[PROVIDED ENTRIES]:
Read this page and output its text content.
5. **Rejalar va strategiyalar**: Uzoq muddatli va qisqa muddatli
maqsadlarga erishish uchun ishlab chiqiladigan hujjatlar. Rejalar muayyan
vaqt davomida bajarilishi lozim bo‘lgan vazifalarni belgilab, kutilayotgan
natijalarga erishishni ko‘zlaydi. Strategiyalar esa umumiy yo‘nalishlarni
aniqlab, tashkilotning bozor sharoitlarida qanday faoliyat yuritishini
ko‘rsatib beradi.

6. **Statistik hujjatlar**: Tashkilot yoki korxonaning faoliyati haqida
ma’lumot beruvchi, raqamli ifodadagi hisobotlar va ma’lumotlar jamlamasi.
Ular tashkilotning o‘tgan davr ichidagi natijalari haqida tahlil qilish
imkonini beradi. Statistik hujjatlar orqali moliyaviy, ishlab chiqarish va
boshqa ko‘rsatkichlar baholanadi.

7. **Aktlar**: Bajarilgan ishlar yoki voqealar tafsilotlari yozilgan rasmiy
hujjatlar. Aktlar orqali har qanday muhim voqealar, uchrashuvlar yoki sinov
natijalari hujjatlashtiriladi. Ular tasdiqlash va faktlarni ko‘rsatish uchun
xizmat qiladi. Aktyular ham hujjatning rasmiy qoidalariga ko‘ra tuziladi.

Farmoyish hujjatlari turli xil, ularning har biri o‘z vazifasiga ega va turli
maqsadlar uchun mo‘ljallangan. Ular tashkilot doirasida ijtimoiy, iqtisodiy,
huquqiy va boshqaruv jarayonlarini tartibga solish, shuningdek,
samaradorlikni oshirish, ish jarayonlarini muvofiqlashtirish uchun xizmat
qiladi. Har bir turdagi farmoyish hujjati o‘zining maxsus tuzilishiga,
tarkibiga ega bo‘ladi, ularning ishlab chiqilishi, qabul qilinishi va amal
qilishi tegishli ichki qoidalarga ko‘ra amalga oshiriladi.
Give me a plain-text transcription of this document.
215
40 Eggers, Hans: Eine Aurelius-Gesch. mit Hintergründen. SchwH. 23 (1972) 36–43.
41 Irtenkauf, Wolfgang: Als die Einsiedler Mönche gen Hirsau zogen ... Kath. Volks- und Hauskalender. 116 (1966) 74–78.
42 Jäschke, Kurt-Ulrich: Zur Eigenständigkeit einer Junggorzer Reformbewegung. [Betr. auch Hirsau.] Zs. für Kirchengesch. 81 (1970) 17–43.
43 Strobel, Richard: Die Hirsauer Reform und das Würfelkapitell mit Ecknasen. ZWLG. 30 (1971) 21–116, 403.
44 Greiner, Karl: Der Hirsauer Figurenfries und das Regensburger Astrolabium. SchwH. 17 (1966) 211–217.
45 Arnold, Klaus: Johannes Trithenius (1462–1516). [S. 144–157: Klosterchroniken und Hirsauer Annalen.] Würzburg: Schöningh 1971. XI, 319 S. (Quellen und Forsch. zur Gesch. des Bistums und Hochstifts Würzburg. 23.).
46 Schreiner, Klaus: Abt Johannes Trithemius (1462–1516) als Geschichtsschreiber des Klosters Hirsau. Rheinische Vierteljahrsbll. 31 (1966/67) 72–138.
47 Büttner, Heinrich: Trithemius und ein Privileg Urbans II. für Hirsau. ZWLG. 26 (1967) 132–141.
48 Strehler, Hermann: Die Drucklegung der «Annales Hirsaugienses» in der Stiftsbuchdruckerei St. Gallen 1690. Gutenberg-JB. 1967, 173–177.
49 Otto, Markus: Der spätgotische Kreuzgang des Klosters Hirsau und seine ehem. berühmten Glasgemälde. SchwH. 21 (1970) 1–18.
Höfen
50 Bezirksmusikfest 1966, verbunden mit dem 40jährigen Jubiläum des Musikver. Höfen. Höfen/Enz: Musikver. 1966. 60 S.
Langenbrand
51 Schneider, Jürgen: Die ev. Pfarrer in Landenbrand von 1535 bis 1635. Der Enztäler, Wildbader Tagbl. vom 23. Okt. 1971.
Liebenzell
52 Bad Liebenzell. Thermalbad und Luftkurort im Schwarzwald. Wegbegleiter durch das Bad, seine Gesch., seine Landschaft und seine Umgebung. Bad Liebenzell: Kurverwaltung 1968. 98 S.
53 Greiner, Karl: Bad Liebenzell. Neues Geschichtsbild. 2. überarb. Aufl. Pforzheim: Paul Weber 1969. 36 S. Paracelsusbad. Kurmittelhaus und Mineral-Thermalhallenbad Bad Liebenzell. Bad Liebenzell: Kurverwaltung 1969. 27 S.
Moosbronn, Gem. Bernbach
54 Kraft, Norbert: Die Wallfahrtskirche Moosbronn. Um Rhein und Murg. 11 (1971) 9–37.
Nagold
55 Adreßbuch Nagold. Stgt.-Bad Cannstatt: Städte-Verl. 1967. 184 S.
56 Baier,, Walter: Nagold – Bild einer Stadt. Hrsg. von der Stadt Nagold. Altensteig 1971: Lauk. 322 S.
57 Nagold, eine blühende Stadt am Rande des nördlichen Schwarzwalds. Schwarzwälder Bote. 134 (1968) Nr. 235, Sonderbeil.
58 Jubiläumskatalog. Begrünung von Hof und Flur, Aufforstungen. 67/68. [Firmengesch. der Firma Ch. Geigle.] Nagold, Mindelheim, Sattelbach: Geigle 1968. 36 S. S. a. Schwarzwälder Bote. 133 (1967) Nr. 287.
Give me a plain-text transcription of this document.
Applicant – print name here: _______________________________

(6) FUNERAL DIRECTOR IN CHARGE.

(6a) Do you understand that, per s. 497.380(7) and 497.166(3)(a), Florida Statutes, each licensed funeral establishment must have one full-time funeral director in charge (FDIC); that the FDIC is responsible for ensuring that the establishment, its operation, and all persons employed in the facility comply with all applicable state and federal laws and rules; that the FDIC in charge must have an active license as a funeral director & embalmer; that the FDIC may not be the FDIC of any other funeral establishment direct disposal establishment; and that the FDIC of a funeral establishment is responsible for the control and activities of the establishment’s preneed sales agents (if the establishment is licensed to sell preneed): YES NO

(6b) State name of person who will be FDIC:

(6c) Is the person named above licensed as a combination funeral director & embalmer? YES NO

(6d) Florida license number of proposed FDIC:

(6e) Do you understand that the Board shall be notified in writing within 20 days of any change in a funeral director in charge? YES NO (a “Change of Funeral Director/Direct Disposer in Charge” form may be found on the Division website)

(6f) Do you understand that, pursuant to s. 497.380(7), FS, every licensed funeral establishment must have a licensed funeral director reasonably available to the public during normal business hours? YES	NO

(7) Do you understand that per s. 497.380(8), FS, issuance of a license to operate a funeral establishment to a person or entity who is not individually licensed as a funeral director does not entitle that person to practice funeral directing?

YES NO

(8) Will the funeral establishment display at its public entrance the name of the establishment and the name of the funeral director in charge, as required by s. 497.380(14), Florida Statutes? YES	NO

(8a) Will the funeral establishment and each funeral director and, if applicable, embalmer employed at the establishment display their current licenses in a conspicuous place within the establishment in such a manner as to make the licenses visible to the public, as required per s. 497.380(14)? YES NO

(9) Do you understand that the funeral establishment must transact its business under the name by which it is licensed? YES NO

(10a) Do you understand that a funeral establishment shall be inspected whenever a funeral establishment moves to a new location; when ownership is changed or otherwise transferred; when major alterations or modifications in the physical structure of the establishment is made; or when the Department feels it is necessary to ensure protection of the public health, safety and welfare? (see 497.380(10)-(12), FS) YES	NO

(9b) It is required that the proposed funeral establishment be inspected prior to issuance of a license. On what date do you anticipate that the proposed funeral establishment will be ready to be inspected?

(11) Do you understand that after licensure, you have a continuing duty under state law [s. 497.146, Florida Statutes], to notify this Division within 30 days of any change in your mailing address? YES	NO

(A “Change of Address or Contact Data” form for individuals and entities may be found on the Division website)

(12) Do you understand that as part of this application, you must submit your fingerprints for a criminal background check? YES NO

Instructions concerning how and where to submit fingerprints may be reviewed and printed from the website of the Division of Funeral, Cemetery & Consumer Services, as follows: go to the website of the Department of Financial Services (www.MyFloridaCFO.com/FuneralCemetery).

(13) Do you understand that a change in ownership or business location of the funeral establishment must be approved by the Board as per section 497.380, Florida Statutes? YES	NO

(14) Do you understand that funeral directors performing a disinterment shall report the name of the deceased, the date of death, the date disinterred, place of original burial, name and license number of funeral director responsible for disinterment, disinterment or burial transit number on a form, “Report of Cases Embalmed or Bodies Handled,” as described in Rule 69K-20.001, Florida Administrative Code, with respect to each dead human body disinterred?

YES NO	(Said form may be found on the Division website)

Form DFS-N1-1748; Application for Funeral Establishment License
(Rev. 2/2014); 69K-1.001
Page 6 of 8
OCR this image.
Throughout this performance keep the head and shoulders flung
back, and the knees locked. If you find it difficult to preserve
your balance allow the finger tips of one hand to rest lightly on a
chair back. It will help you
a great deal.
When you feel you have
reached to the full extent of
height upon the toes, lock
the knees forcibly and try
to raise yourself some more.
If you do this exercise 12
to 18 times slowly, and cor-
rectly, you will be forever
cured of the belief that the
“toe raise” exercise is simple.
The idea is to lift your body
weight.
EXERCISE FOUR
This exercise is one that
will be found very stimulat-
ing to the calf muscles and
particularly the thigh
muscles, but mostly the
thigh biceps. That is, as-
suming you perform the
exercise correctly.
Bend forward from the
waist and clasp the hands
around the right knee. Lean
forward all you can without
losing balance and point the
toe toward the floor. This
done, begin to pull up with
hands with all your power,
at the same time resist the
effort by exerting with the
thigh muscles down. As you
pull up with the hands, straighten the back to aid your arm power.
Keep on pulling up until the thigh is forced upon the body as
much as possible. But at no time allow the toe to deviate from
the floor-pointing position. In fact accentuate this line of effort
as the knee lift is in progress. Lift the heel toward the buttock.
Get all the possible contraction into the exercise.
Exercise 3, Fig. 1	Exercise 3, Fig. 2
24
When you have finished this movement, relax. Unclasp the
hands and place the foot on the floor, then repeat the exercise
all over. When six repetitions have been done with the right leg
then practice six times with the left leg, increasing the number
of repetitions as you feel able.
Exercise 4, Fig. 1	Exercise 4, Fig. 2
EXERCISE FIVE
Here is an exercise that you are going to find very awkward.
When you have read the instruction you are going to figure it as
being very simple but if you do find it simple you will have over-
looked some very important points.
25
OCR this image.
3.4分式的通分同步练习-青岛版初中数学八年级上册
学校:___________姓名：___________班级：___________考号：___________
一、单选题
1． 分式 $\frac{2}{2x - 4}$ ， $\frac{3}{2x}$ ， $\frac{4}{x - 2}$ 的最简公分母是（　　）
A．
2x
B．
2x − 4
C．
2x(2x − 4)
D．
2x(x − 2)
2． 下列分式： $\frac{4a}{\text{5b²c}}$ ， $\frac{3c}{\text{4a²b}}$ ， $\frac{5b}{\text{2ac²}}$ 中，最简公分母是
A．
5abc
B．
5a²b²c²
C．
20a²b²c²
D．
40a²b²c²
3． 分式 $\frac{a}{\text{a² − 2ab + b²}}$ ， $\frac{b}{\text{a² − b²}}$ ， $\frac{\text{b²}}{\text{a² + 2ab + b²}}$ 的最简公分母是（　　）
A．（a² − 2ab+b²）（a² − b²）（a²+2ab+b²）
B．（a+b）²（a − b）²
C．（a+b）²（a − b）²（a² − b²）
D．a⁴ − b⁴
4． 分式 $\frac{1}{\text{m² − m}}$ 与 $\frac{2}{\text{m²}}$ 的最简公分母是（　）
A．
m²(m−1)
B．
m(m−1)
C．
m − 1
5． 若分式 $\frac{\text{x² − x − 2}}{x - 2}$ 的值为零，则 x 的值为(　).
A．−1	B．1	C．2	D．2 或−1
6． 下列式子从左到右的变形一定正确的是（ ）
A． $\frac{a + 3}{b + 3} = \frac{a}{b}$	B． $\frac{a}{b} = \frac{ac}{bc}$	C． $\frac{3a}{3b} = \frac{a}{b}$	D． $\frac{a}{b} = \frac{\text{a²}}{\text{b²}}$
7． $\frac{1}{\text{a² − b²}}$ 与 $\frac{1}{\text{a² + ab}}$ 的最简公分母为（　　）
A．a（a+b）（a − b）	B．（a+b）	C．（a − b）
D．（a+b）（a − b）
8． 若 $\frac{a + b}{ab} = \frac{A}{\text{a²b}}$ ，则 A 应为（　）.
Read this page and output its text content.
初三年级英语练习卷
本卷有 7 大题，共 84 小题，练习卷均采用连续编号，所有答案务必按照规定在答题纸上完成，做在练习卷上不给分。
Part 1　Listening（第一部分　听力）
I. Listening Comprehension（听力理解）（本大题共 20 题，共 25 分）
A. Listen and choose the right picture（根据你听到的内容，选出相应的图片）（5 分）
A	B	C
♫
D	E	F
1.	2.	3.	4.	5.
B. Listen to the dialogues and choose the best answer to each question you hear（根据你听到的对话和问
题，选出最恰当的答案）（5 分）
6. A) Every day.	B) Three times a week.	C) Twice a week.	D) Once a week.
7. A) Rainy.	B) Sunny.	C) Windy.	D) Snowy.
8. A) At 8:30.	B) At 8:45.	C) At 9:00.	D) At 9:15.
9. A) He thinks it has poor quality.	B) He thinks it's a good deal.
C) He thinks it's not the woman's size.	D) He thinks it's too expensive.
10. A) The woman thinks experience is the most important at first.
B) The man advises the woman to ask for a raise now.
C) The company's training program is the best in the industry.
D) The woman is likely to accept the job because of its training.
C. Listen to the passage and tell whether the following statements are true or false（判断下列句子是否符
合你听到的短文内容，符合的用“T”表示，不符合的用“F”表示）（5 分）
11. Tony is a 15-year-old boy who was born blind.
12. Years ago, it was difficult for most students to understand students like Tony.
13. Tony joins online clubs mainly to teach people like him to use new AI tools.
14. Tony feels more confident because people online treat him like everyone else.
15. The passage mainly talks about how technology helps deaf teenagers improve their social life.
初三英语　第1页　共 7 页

[EXERCISE]: Every line containing the string "lift" must be listed.

[EXPECTED OUTPUT]:
The idea is to lift your body
as the knee lift is in progress. Lift the heel toward the buttock.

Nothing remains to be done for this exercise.